Render the material from its first line through the line containing "data-point xyxy=(489,238,494,243)" as a Markdown table with columns Row and Line: number each row and put the line's text beside it, leaving out any blank lines.

#### Information shown ####

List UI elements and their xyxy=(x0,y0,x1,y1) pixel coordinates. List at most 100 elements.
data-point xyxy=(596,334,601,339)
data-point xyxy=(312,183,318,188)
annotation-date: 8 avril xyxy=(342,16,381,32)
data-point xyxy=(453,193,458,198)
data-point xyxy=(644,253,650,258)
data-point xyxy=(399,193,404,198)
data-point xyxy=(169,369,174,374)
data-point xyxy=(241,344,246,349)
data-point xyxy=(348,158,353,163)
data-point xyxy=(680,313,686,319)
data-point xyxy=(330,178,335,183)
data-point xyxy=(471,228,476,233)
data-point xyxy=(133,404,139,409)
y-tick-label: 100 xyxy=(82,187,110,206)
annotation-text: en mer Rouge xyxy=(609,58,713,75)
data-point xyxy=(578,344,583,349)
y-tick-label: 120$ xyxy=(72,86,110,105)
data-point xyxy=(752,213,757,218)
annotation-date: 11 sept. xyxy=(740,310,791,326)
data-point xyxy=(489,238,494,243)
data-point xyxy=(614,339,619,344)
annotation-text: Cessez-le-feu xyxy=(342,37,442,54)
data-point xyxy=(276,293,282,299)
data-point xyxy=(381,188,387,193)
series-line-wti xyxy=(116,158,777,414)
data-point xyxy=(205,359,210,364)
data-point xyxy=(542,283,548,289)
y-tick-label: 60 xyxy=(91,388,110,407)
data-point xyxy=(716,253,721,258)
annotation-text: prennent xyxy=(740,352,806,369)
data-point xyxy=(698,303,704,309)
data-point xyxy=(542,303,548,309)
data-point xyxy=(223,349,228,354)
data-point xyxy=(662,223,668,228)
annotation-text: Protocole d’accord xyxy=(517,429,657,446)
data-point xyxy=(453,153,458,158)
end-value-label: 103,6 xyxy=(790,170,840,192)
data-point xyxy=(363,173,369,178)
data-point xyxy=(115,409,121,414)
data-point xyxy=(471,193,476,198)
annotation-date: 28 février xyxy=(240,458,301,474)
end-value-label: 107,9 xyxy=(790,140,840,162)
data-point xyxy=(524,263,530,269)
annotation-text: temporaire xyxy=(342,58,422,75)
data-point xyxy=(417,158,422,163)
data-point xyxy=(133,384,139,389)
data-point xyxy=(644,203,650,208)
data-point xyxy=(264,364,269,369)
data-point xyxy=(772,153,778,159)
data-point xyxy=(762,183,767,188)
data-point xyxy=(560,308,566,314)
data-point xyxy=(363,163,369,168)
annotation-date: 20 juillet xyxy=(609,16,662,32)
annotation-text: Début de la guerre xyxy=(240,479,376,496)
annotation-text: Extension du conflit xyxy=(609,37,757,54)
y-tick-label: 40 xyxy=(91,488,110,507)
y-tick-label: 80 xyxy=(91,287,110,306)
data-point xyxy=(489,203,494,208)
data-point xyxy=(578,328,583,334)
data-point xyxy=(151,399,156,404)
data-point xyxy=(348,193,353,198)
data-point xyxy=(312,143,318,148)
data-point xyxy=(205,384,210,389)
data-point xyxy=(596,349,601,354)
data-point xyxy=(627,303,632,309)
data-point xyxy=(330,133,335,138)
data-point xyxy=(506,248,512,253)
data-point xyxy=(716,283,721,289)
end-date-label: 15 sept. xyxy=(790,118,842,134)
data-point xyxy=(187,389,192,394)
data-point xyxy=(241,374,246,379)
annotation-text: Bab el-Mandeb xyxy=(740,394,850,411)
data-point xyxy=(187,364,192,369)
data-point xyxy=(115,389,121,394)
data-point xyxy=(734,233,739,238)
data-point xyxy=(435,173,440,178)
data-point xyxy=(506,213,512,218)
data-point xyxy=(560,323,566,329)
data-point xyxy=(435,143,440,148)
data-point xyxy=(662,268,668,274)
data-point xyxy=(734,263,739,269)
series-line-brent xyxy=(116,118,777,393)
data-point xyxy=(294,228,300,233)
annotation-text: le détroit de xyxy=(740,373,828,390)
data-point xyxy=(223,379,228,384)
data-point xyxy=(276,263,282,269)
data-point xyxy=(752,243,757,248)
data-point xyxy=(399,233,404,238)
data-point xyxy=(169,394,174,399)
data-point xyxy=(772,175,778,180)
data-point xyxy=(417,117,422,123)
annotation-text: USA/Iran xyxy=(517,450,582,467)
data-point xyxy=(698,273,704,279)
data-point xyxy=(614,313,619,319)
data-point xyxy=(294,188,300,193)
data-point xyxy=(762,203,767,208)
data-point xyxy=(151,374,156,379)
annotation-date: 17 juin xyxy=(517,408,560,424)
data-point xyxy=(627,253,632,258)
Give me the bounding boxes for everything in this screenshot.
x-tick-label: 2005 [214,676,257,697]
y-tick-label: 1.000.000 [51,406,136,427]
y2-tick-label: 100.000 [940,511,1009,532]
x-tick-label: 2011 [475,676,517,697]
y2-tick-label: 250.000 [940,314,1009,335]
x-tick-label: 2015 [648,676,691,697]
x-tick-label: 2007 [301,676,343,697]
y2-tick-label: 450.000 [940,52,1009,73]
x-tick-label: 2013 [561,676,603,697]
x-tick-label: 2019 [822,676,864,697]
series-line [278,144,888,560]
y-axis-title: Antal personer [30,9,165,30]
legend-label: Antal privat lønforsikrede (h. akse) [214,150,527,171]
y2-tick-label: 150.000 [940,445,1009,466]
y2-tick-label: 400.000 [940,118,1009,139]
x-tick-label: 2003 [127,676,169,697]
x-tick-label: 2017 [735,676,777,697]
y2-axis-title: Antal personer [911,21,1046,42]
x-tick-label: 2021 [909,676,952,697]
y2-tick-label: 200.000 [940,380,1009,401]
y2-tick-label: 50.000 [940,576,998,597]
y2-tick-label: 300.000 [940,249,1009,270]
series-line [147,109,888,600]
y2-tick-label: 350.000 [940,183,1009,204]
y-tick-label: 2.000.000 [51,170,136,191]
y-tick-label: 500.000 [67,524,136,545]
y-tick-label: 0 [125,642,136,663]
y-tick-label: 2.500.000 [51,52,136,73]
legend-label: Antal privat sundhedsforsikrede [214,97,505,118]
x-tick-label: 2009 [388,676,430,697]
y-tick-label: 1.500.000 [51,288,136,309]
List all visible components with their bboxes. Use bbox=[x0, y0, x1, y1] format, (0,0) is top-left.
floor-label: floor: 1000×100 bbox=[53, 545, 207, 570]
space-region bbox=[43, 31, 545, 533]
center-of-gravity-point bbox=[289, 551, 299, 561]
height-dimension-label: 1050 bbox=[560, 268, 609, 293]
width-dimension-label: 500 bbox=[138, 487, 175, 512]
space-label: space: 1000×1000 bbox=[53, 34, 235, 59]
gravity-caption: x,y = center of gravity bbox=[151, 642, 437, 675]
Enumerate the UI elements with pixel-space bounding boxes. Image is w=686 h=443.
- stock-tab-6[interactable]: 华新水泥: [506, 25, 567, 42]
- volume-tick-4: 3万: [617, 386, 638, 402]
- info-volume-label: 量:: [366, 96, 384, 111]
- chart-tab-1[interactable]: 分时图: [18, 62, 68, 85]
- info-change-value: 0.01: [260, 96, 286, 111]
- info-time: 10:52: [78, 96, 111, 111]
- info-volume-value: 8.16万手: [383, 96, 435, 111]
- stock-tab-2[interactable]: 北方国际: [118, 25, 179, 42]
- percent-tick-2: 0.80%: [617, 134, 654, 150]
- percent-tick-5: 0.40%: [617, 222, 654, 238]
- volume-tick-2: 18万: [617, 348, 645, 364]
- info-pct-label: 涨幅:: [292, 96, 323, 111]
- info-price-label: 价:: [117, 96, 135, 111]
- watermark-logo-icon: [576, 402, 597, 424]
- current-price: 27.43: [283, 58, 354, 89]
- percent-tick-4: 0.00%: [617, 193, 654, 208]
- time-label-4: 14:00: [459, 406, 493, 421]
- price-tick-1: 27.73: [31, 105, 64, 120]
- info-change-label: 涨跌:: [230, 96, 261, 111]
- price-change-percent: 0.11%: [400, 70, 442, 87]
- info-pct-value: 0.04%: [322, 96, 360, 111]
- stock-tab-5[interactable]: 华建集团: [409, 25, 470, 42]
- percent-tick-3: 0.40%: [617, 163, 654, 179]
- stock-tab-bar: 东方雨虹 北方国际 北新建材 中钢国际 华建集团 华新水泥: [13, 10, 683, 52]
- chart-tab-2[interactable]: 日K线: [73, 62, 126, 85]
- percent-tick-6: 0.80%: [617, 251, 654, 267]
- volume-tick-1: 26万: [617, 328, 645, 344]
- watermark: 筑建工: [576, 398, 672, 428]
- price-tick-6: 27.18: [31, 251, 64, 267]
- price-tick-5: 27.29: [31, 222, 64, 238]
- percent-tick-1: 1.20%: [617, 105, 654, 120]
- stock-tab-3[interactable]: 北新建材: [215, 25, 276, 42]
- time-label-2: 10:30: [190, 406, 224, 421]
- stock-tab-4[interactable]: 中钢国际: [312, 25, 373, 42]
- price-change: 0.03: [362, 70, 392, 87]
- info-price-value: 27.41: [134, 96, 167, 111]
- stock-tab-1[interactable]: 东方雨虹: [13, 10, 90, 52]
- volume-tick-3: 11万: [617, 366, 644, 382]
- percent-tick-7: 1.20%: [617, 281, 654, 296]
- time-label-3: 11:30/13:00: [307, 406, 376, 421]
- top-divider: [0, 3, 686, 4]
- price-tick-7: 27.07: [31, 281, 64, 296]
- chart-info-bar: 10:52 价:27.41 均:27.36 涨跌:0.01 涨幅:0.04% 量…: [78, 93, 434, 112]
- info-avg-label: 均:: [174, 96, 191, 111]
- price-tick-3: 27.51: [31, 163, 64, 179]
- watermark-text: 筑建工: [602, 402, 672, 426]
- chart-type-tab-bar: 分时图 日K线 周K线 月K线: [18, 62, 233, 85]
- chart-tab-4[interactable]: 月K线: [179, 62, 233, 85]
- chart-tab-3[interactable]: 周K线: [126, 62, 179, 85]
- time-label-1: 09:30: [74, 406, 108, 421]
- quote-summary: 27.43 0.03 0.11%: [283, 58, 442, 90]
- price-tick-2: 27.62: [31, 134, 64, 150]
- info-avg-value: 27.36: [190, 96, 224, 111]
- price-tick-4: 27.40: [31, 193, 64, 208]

####

Reply.
| Row | Line |
|---|---|
| 1 | List UI elements and their xyxy=(x0,y0,x1,y1) pixel coordinates. List at most 100 elements. |
| 2 | data-point xyxy=(596,334,601,339) |
| 3 | data-point xyxy=(312,183,318,188) |
| 4 | annotation-date: 8 avril xyxy=(342,16,381,32) |
| 5 | data-point xyxy=(453,193,458,198) |
| 6 | data-point xyxy=(644,253,650,258) |
| 7 | data-point xyxy=(399,193,404,198) |
| 8 | data-point xyxy=(169,369,174,374) |
| 9 | data-point xyxy=(241,344,246,349) |
| 10 | data-point xyxy=(348,158,353,163) |
| 11 | data-point xyxy=(680,313,686,319) |
| 12 | data-point xyxy=(330,178,335,183) |
| 13 | data-point xyxy=(471,228,476,233) |
| 14 | data-point xyxy=(133,404,139,409) |
| 15 | y-tick-label: 100 xyxy=(82,187,110,206) |
| 16 | annotation-text: en mer Rouge xyxy=(609,58,713,75) |
| 17 | data-point xyxy=(578,344,583,349) |
| 18 | y-tick-label: 120$ xyxy=(72,86,110,105) |
| 19 | data-point xyxy=(752,213,757,218) |
| 20 | annotation-date: 11 sept. xyxy=(740,310,791,326) |
| 21 | data-point xyxy=(489,238,494,243) |